◆ WHAT THE TASK ASKS ◆
Rewrite the lines below, changing every "seismic-event" to "reflection-event" and leaving everything else as it is.

◆ MATERIAL FOR THE TASK ◆
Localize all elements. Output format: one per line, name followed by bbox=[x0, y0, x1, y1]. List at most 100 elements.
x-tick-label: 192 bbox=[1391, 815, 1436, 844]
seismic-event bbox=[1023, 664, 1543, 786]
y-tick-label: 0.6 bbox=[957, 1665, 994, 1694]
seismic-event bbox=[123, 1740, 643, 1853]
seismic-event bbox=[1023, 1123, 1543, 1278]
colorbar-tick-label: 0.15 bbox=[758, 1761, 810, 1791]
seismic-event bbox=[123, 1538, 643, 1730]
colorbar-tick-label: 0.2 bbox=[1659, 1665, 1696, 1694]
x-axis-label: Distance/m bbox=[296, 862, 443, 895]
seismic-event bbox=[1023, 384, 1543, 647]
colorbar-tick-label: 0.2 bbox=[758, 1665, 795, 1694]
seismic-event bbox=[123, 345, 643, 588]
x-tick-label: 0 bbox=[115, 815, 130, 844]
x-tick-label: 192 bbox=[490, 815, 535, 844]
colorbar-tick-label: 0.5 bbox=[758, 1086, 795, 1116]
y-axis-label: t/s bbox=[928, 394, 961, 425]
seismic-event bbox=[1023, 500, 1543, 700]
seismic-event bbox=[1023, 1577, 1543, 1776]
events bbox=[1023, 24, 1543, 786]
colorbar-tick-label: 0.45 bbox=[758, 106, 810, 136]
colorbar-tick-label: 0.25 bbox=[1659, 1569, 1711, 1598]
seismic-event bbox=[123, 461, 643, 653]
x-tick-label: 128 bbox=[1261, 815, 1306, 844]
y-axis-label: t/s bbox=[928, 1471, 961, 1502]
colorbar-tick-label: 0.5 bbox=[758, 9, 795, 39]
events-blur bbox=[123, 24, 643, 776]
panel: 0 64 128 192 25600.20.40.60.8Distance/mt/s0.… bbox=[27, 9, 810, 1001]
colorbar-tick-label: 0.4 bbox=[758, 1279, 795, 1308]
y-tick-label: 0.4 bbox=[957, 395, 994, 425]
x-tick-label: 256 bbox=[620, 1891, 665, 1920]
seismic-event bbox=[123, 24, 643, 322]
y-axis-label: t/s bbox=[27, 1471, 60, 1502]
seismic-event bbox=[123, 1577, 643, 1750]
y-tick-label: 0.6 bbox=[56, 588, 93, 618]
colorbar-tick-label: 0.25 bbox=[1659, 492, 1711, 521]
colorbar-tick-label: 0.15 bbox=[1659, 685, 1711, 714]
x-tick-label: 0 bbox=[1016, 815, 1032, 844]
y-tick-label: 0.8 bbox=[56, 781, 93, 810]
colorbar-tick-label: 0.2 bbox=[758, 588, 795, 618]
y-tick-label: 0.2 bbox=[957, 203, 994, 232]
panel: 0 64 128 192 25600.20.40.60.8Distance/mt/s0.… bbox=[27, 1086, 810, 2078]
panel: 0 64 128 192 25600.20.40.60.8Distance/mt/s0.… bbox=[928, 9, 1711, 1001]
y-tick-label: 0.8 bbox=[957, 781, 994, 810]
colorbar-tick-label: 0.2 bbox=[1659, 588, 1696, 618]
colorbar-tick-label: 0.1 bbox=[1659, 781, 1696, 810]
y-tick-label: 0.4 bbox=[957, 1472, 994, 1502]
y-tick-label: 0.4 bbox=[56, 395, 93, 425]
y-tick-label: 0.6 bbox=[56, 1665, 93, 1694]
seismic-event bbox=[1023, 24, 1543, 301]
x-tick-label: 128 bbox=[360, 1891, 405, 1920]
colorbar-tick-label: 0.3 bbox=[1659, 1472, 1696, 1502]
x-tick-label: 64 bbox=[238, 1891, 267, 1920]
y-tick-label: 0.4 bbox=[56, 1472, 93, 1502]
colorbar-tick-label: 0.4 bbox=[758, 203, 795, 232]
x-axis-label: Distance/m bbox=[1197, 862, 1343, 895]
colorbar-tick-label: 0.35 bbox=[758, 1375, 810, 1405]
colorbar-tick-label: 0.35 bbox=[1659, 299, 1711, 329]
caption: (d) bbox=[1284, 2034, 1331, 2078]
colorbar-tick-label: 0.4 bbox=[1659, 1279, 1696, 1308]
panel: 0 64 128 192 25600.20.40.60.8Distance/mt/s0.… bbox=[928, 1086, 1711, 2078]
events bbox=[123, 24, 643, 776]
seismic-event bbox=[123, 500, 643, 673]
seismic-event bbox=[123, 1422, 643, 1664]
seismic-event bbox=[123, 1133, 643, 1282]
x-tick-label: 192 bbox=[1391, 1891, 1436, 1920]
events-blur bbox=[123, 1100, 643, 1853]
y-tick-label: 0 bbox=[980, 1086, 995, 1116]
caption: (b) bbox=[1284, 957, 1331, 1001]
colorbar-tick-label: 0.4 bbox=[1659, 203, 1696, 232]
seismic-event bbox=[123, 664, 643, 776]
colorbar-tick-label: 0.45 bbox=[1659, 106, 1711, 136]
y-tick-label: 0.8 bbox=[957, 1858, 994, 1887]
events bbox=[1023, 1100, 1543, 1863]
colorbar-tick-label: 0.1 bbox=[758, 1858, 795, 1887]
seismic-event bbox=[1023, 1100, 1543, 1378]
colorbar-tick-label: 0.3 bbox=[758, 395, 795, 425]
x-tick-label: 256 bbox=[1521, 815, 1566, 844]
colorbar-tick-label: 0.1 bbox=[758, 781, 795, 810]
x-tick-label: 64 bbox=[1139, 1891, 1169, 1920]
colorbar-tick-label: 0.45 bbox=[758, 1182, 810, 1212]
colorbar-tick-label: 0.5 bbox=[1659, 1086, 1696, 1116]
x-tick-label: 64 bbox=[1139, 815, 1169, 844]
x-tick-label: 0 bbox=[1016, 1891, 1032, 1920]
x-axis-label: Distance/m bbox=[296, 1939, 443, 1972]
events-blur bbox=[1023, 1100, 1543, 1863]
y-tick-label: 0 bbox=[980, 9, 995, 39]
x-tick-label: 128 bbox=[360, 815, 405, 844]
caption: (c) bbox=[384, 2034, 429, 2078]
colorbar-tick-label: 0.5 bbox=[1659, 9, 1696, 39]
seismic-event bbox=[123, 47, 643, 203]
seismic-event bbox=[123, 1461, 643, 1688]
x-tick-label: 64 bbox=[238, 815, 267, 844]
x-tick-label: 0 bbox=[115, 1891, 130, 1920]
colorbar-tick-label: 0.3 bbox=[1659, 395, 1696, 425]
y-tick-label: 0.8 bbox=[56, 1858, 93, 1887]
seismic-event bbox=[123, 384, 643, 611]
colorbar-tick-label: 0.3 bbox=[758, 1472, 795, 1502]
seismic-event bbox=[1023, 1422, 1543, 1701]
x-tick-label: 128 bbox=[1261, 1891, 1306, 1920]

◆ REPLY TO THE TASK ◆
Localize all elements. Output format: one per line, name followed by bbox=[x0, y0, x1, y1]. List at most 100 elements.
x-tick-label: 192 bbox=[1391, 815, 1436, 844]
reflection-event bbox=[1023, 664, 1543, 786]
y-tick-label: 0.6 bbox=[957, 1665, 994, 1694]
reflection-event bbox=[123, 1740, 643, 1853]
reflection-event bbox=[1023, 1123, 1543, 1278]
colorbar-tick-label: 0.15 bbox=[758, 1761, 810, 1791]
reflection-event bbox=[123, 1538, 643, 1730]
colorbar-tick-label: 0.2 bbox=[1659, 1665, 1696, 1694]
x-axis-label: Distance/m bbox=[296, 862, 443, 895]
reflection-event bbox=[1023, 384, 1543, 647]
colorbar-tick-label: 0.2 bbox=[758, 1665, 795, 1694]
reflection-event bbox=[123, 345, 643, 588]
x-tick-label: 0 bbox=[115, 815, 130, 844]
x-tick-label: 192 bbox=[490, 815, 535, 844]
colorbar-tick-label: 0.5 bbox=[758, 1086, 795, 1116]
y-axis-label: t/s bbox=[928, 394, 961, 425]
reflection-event bbox=[1023, 500, 1543, 700]
reflection-event bbox=[1023, 1577, 1543, 1776]
events bbox=[1023, 24, 1543, 786]
colorbar-tick-label: 0.45 bbox=[758, 106, 810, 136]
colorbar-tick-label: 0.25 bbox=[1659, 1569, 1711, 1598]
reflection-event bbox=[123, 461, 643, 653]
x-tick-label: 128 bbox=[1261, 815, 1306, 844]
y-axis-label: t/s bbox=[928, 1471, 961, 1502]
colorbar-tick-label: 0.5 bbox=[758, 9, 795, 39]
events-blur bbox=[123, 24, 643, 776]
panel: 0 64 128 192 25600.20.40.60.8Distance/mt/s0.… bbox=[27, 9, 810, 1001]
colorbar-tick-label: 0.4 bbox=[758, 1279, 795, 1308]
y-tick-label: 0.4 bbox=[957, 395, 994, 425]
x-tick-label: 256 bbox=[620, 1891, 665, 1920]
reflection-event bbox=[123, 24, 643, 322]
y-axis-label: t/s bbox=[27, 1471, 60, 1502]
reflection-event bbox=[123, 1577, 643, 1750]
y-tick-label: 0.6 bbox=[56, 588, 93, 618]
colorbar-tick-label: 0.25 bbox=[1659, 492, 1711, 521]
colorbar-tick-label: 0.15 bbox=[1659, 685, 1711, 714]
x-tick-label: 0 bbox=[1016, 815, 1032, 844]
y-tick-label: 0.8 bbox=[56, 781, 93, 810]
colorbar-tick-label: 0.2 bbox=[758, 588, 795, 618]
y-tick-label: 0.2 bbox=[957, 203, 994, 232]
panel: 0 64 128 192 25600.20.40.60.8Distance/mt/s0.… bbox=[27, 1086, 810, 2078]
panel: 0 64 128 192 25600.20.40.60.8Distance/mt/s0.… bbox=[928, 9, 1711, 1001]
y-tick-label: 0.8 bbox=[957, 781, 994, 810]
colorbar-tick-label: 0.2 bbox=[1659, 588, 1696, 618]
colorbar-tick-label: 0.1 bbox=[1659, 781, 1696, 810]
y-tick-label: 0.4 bbox=[957, 1472, 994, 1502]
y-tick-label: 0.4 bbox=[56, 395, 93, 425]
y-tick-label: 0.6 bbox=[56, 1665, 93, 1694]
reflection-event bbox=[1023, 24, 1543, 301]
x-tick-label: 128 bbox=[360, 1891, 405, 1920]
colorbar-tick-label: 0.3 bbox=[1659, 1472, 1696, 1502]
x-tick-label: 64 bbox=[238, 1891, 267, 1920]
y-tick-label: 0.4 bbox=[56, 1472, 93, 1502]
colorbar-tick-label: 0.4 bbox=[758, 203, 795, 232]
x-axis-label: Distance/m bbox=[1197, 862, 1343, 895]
colorbar-tick-label: 0.35 bbox=[758, 1375, 810, 1405]
colorbar-tick-label: 0.35 bbox=[1659, 299, 1711, 329]
caption: (d) bbox=[1284, 2034, 1331, 2078]
colorbar-tick-label: 0.4 bbox=[1659, 1279, 1696, 1308]
panel: 0 64 128 192 25600.20.40.60.8Distance/mt/s0.… bbox=[928, 1086, 1711, 2078]
events bbox=[123, 24, 643, 776]
reflection-event bbox=[123, 500, 643, 673]
reflection-event bbox=[123, 1422, 643, 1664]
reflection-event bbox=[123, 1133, 643, 1282]
x-tick-label: 192 bbox=[1391, 1891, 1436, 1920]
events-blur bbox=[123, 1100, 643, 1853]
y-tick-label: 0 bbox=[980, 1086, 995, 1116]
caption: (b) bbox=[1284, 957, 1331, 1001]
colorbar-tick-label: 0.4 bbox=[1659, 203, 1696, 232]
reflection-event bbox=[123, 664, 643, 776]
colorbar-tick-label: 0.45 bbox=[1659, 106, 1711, 136]
y-tick-label: 0.8 bbox=[957, 1858, 994, 1887]
events bbox=[1023, 1100, 1543, 1863]
colorbar-tick-label: 0.1 bbox=[758, 1858, 795, 1887]
reflection-event bbox=[1023, 1100, 1543, 1378]
colorbar-tick-label: 0.3 bbox=[758, 395, 795, 425]
x-tick-label: 256 bbox=[1521, 815, 1566, 844]
colorbar-tick-label: 0.1 bbox=[758, 781, 795, 810]
x-tick-label: 64 bbox=[1139, 1891, 1169, 1920]
colorbar-tick-label: 0.45 bbox=[758, 1182, 810, 1212]
colorbar-tick-label: 0.5 bbox=[1659, 1086, 1696, 1116]
x-tick-label: 64 bbox=[1139, 815, 1169, 844]
x-tick-label: 0 bbox=[1016, 1891, 1032, 1920]
x-axis-label: Distance/m bbox=[296, 1939, 443, 1972]
events-blur bbox=[1023, 1100, 1543, 1863]
y-tick-label: 0 bbox=[980, 9, 995, 39]
x-tick-label: 128 bbox=[360, 815, 405, 844]
caption: (c) bbox=[384, 2034, 429, 2078]
colorbar-tick-label: 0.5 bbox=[1659, 9, 1696, 39]
reflection-event bbox=[123, 47, 643, 203]
reflection-event bbox=[123, 1461, 643, 1688]
x-tick-label: 64 bbox=[238, 815, 267, 844]
x-tick-label: 0 bbox=[115, 1891, 130, 1920]
colorbar-tick-label: 0.3 bbox=[1659, 395, 1696, 425]
y-tick-label: 0.8 bbox=[56, 1858, 93, 1887]
reflection-event bbox=[123, 384, 643, 611]
colorbar-tick-label: 0.3 bbox=[758, 1472, 795, 1502]
reflection-event bbox=[1023, 1422, 1543, 1701]
x-tick-label: 128 bbox=[1261, 1891, 1306, 1920]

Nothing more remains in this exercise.